### ROWS:
-=-=-=-=-

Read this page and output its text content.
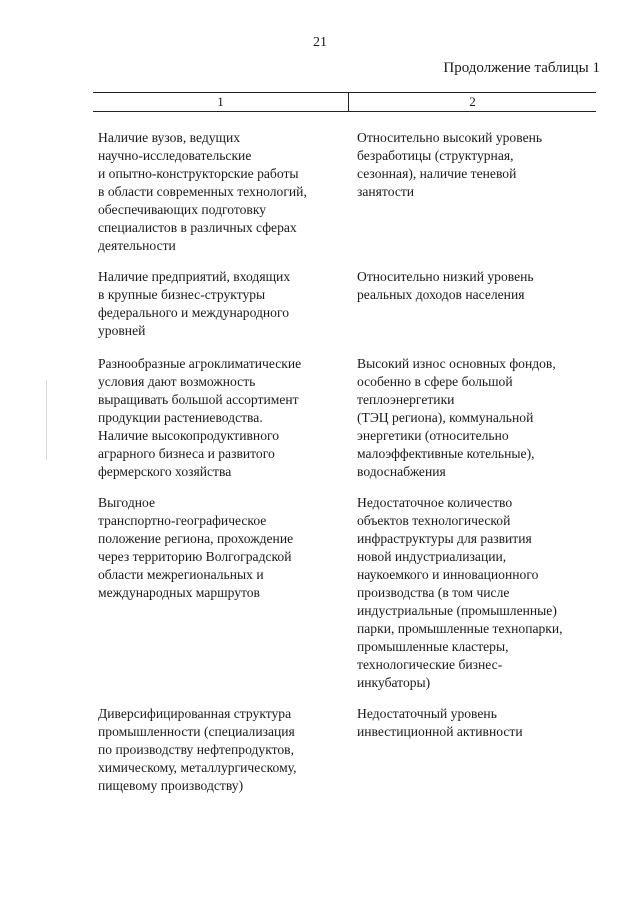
21
Продолжение таблицы 1
1	2
Наличие вузов, ведущих
научно-исследовательские
и опытно-конструкторские работы
в области современных технологий,
обеспечивающих подготовку
специалистов в различных сферах
деятельности
Относительно высокий уровень
безработицы (структурная,
сезонная), наличие теневой
занятости
Наличие предприятий, входящих
в крупные бизнес-структуры
федерального и международного
уровней
Относительно низкий уровень
реальных доходов населения
Разнообразные агроклиматические
условия дают возможность
выращивать большой ассортимент
продукции растениеводства.
Наличие высокопродуктивного
аграрного бизнеса и развитого
фермерского хозяйства
Высокий износ основных фондов,
особенно в сфере большой
теплоэнергетики
(ТЭЦ региона), коммунальной
энергетики (относительно
малоэффективные котельные),
водоснабжения
Выгодное
транспортно-географическое
положение региона, прохождение
через территорию Волгоградской
области межрегиональных и
международных маршрутов
Недостаточное количество
объектов технологической
инфраструктуры для развития
новой индустриализации,
наукоемкого и инновационного
производства (в том числе
индустриальные (промышленные)
парки, промышленные технопарки,
промышленные кластеры,
технологические бизнес-
инкубаторы)
Диверсифицированная структура
промышленности (специализация
по производству нефтепродуктов,
химическому, металлургическому,
пищевому производству)
Недостаточный уровень
инвестиционной активности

-=-=-=-=-

### PROBLEM STATEMENT:
Repeat the data above exactly, but not the pictures.

### ANSWER TO THIS TASK:
Read this page and output its text content.
21
Продолжение таблицы 1
1	2
Наличие вузов, ведущих
научно-исследовательские
и опытно-конструкторские работы
в области современных технологий,
обеспечивающих подготовку
специалистов в различных сферах
деятельности
Относительно высокий уровень
безработицы (структурная,
сезонная), наличие теневой
занятости
Наличие предприятий, входящих
в крупные бизнес-структуры
федерального и международного
уровней
Относительно низкий уровень
реальных доходов населения
Разнообразные агроклиматические
условия дают возможность
выращивать большой ассортимент
продукции растениеводства.
Наличие высокопродуктивного
аграрного бизнеса и развитого
фермерского хозяйства
Высокий износ основных фондов,
особенно в сфере большой
теплоэнергетики
(ТЭЦ региона), коммунальной
энергетики (относительно
малоэффективные котельные),
водоснабжения
Выгодное
транспортно-географическое
положение региона, прохождение
через территорию Волгоградской
области межрегиональных и
международных маршрутов
Недостаточное количество
объектов технологической
инфраструктуры для развития
новой индустриализации,
наукоемкого и инновационного
производства (в том числе
индустриальные (промышленные)
парки, промышленные технопарки,
промышленные кластеры,
технологические бизнес-
инкубаторы)
Диверсифицированная структура
промышленности (специализация
по производству нефтепродуктов,
химическому, металлургическому,
пищевому производству)
Недостаточный уровень
инвестиционной активности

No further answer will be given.